**EXERCISE INSTRUCTIONS:**
Check each line of the listing below for the string "frac", and copy the ones that have it.

**GIVEN RECORDS:**

——

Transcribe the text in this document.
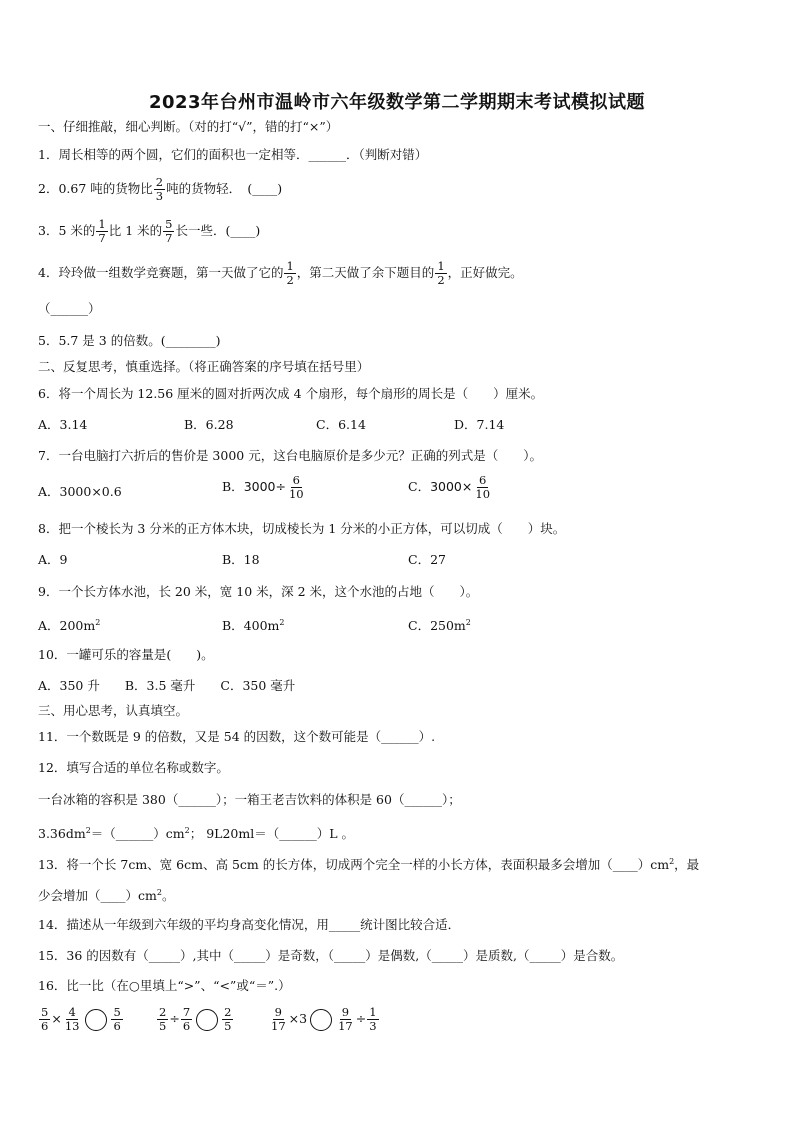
2023年台州市温岭市六年级数学第二学期期末考试模拟试题
一、仔细推敲，细心判断。（对的打“√”，错的打“×”）
1．周长相等的两个圆，它们的面积也一定相等．______．（判断对错）
2．0.67 吨的货物比 $\frac{2}{3}$ 吨的货物轻．　(____)
3．5 米的 $\frac{1}{7}$ 比 1 米的 $\frac{5}{7}$ 长一些．(____)
4．玲玲做一组数学竞赛题，第一天做了它的 $\frac{1}{2}$ ，第二天做了余下题目的 $\frac{1}{2}$ ，正好做完。
（______）
5．5.7 是 3 的倍数。(________)
二、反复思考，慎重选择。（将正确答案的序号填在括号里）
6．将一个周长为 12.56 厘米的圆对折两次成 4 个扇形，每个扇形的周长是（　　）厘米。
A．3.14	B．6.28	C．6.14	D．7.14
7．一台电脑打六折后的售价是 3000 元，这台电脑原价是多少元？正确的列式是（　　）。
A．3000×0.6	B．$3000\div \frac{6}{10}$	C．$3000\times \frac{6}{10}$
8．把一个棱长为 3 分米的正方体木块，切成棱长为 1 分米的小正方体，可以切成（　　）块。
A．9	B．18	C．27
9．一个长方体水池，长 20 米，宽 10 米，深 2 米，这个水池的占地（　　）。
A．$200m^2$	B．$400m^2$	C．$250m^2$
10．一罐可乐的容量是(　　)。
A．350 升　　B．3.5 毫升　　C．350 毫升
三、用心思考，认真填空。
11．一个数既是 9 的倍数，又是 54 的因数，这个数可能是（______）.
12．填写合适的单位名称或数字。
一台冰箱的容积是 380（______）；一箱王老吉饮料的体积是 60（______）；
$3.36dm^2=(\_\_\_\_\_\_)cm^2$； 9L20ml＝（______）L 。
13．将一个长 7cm、宽 6cm、高 5cm 的长方体，切成两个完全一样的小长方体，表面积最多会增加$(\_\_\_\_)cm^2$，最
少会增加$(\_\_\_\_)cm^2$。
14．描述从一年级到六年级的平均身高变化情况，用_____统计图比较合适．
15．36 的因数有（_____）,其中（_____）是奇数，（_____）是偶数,（_____）是质数,（_____）是合数。
16．比一比（在○里填上“>”、“<”或“＝”.）
$\frac{5}{6} \times \frac{4}{13}$	$\frac{5}{6}$	$\frac{2}{5} \div \frac{7}{6}$	$\frac{2}{5}$	$\frac{9}{17} \times 3$	$\frac{9}{17} \div \frac{1}{3}$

——

**TASK SOLUTION:**
2．0.67 吨的货物比 $\frac{2}{3}$ 吨的货物轻．　(____)
3．5 米的 $\frac{1}{7}$ 比 1 米的 $\frac{5}{7}$ 长一些．(____)
4．玲玲做一组数学竞赛题，第一天做了它的 $\frac{1}{2}$ ，第二天做了余下题目的 $\frac{1}{2}$ ，正好做完。
A．3000×0.6	B．$3000\div \frac{6}{10}$	C．$3000\times \frac{6}{10}$
$\frac{5}{6} \times \frac{4}{13}$	$\frac{5}{6}$	$\frac{2}{5} \div \frac{7}{6}$	$\frac{2}{5}$	$\frac{9}{17} \times 3$	$\frac{9}{17} \div \frac{1}{3}$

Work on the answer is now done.